EXERCISE OBJECTIVE:
Return nothing but the lines from the line containing "Give me the" through the last line of the records, reproduced exactly.

SOURCE RECORDS:
============================================================

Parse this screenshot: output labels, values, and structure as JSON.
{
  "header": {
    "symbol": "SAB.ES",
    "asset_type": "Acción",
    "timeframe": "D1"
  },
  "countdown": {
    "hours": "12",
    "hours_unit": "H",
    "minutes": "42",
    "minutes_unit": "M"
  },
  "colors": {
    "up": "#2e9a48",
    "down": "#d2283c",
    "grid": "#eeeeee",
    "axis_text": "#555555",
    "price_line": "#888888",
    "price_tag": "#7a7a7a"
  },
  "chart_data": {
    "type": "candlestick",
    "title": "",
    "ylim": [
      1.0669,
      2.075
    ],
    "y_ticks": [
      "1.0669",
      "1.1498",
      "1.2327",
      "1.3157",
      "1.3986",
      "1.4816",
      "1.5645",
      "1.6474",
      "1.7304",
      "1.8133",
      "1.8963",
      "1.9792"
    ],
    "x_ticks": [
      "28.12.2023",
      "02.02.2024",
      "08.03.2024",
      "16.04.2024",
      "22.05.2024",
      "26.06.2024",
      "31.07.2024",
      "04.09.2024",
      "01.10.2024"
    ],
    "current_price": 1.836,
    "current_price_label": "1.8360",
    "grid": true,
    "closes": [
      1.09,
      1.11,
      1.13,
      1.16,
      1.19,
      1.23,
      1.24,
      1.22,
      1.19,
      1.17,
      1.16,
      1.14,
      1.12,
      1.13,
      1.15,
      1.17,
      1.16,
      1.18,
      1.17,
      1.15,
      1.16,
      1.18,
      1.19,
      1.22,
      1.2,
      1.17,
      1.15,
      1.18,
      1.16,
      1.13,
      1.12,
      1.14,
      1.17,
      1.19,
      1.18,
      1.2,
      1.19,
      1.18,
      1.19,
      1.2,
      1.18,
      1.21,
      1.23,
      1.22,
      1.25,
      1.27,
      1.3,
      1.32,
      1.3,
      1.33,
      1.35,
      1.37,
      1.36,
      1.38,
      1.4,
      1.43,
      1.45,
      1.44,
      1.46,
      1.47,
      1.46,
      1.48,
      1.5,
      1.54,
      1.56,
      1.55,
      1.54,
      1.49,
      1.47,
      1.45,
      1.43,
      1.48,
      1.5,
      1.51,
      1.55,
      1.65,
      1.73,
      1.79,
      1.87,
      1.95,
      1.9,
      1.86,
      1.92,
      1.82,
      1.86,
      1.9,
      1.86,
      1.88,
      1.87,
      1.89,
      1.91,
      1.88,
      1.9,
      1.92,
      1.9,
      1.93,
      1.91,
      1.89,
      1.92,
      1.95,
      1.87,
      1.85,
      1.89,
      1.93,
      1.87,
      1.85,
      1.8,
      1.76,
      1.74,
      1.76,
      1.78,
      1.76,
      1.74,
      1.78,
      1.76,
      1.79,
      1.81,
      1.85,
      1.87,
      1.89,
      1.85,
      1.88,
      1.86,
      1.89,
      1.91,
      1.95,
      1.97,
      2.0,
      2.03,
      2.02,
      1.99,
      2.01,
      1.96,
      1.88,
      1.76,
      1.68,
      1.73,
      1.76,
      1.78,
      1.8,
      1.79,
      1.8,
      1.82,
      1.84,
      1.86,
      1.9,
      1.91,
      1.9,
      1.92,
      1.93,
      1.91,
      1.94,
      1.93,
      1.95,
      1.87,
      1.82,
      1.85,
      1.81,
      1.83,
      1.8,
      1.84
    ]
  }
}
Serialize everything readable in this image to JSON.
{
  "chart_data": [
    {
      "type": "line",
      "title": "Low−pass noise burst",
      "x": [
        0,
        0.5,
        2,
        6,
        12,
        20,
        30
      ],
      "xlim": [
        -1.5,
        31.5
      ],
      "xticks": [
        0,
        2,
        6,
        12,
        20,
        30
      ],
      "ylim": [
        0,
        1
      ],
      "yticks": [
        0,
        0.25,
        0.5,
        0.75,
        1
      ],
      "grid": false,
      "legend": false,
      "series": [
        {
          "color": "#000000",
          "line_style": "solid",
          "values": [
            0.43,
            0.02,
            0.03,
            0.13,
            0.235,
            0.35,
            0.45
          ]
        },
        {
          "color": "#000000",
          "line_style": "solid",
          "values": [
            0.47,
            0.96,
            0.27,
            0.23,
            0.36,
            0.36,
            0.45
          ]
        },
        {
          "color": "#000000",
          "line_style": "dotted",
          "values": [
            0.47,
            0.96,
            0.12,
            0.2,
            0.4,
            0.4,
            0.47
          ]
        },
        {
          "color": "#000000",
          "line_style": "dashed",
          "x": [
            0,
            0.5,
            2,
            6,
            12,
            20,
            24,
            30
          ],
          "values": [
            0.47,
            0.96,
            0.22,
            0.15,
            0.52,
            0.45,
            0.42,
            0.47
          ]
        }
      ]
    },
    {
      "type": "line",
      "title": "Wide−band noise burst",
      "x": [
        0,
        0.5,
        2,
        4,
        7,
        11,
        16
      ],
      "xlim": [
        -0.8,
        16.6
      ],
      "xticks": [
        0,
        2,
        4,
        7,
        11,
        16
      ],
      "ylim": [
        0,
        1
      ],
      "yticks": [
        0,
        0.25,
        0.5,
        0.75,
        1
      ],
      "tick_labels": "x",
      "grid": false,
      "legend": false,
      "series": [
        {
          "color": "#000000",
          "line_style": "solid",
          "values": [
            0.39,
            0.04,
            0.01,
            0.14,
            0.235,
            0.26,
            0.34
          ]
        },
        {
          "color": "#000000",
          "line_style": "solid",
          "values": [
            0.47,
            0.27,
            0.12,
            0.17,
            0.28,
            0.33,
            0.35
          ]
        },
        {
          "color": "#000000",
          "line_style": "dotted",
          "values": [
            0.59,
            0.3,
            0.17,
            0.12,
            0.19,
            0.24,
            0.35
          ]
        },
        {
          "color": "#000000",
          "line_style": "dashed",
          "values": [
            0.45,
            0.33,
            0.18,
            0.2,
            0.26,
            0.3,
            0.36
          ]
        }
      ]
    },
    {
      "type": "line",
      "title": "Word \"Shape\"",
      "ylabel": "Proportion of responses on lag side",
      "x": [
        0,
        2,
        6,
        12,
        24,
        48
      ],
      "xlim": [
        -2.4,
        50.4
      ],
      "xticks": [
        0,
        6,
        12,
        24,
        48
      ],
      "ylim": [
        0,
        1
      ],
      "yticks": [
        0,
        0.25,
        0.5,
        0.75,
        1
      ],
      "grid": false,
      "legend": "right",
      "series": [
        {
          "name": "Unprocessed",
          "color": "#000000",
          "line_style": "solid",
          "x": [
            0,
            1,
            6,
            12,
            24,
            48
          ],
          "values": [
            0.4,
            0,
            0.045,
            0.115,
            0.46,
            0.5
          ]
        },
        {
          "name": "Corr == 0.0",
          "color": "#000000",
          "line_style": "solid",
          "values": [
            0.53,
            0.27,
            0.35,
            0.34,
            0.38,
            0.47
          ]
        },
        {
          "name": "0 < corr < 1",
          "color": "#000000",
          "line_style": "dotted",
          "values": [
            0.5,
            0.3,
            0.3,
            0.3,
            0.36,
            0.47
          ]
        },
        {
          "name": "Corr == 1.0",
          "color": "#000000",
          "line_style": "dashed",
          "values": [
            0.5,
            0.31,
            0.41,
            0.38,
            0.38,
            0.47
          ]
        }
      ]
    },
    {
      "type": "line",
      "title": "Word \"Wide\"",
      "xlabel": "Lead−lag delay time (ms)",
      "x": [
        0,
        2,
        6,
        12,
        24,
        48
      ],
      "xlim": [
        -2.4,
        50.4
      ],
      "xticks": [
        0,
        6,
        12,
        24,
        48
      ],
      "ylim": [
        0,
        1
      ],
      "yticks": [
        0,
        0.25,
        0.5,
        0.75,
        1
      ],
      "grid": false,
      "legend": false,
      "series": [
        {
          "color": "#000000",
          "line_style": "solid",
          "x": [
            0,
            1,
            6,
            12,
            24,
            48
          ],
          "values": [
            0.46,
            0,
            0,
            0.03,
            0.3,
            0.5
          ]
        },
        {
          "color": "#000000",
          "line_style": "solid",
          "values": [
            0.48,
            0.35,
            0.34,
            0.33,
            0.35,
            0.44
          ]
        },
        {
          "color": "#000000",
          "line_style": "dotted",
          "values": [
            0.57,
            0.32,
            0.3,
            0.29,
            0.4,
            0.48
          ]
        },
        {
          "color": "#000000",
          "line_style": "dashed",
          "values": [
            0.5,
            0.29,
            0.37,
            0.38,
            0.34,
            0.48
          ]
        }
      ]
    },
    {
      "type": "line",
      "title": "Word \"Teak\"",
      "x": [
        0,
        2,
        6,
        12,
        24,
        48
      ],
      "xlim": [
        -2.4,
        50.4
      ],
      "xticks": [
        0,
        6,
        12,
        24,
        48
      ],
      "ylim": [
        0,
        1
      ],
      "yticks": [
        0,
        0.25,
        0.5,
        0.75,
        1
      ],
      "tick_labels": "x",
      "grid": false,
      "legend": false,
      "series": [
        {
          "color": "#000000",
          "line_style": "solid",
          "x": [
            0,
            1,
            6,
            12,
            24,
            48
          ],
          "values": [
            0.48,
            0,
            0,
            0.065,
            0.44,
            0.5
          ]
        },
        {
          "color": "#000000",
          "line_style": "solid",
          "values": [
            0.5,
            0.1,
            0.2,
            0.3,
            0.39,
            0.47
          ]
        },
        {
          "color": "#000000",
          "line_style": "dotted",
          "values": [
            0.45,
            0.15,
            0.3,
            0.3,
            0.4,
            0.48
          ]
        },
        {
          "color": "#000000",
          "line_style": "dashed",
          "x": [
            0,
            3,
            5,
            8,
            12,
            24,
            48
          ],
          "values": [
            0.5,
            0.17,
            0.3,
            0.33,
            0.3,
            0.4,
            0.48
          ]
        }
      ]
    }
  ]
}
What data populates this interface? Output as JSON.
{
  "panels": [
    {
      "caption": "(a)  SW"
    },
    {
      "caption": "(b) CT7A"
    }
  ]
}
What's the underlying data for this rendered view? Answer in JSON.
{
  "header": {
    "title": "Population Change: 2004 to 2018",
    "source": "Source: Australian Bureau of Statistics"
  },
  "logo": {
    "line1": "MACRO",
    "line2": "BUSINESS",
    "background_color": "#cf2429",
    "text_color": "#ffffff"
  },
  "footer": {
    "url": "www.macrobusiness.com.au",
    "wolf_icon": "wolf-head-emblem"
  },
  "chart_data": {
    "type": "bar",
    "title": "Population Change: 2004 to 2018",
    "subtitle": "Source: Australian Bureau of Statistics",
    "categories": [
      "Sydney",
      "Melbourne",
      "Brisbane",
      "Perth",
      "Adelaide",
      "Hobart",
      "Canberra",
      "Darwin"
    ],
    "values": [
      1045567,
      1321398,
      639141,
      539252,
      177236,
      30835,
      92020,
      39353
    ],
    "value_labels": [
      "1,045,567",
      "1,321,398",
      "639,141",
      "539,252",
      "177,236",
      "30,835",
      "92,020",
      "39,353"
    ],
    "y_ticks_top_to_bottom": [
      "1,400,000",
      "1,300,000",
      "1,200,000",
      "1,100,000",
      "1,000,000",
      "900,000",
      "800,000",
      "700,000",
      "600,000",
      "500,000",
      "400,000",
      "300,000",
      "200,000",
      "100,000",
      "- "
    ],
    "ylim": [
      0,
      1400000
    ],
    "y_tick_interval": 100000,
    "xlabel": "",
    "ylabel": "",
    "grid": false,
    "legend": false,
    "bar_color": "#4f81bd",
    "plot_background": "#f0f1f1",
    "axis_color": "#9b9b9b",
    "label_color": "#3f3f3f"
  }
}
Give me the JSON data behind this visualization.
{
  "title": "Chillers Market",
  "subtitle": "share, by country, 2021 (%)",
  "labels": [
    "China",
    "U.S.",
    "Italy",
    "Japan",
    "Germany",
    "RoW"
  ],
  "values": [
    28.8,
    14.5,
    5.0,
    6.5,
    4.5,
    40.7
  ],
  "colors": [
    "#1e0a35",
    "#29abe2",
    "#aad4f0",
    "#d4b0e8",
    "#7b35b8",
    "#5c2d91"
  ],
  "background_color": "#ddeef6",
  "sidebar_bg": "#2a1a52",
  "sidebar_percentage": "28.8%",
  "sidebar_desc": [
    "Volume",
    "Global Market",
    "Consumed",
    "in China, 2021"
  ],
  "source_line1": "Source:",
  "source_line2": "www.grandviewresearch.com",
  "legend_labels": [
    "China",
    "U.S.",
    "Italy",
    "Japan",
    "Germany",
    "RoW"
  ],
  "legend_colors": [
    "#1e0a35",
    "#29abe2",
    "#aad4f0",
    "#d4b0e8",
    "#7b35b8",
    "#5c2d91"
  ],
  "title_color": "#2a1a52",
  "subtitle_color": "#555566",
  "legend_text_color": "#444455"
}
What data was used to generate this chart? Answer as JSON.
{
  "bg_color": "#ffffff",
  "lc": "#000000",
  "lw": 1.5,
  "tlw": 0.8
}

============================================================

ANSWER TO THE TASK:
Give me the JSON data behind this visualization.
{
  "title": "Chillers Market",
  "subtitle": "share, by country, 2021 (%)",
  "labels": [
    "China",
    "U.S.",
    "Italy",
    "Japan",
    "Germany",
    "RoW"
  ],
  "values": [
    28.8,
    14.5,
    5.0,
    6.5,
    4.5,
    40.7
  ],
  "colors": [
    "#1e0a35",
    "#29abe2",
    "#aad4f0",
    "#d4b0e8",
    "#7b35b8",
    "#5c2d91"
  ],
  "background_color": "#ddeef6",
  "sidebar_bg": "#2a1a52",
  "sidebar_percentage": "28.8%",
  "sidebar_desc": [
    "Volume",
    "Global Market",
    "Consumed",
    "in China, 2021"
  ],
  "source_line1": "Source:",
  "source_line2": "www.grandviewresearch.com",
  "legend_labels": [
    "China",
    "U.S.",
    "Italy",
    "Japan",
    "Germany",
    "RoW"
  ],
  "legend_colors": [
    "#1e0a35",
    "#29abe2",
    "#aad4f0",
    "#d4b0e8",
    "#7b35b8",
    "#5c2d91"
  ],
  "title_color": "#2a1a52",
  "subtitle_color": "#555566",
  "legend_text_color": "#444455"
}
What data was used to generate this chart? Answer as JSON.
{
  "bg_color": "#ffffff",
  "lc": "#000000",
  "lw": 1.5,
  "tlw": 0.8
}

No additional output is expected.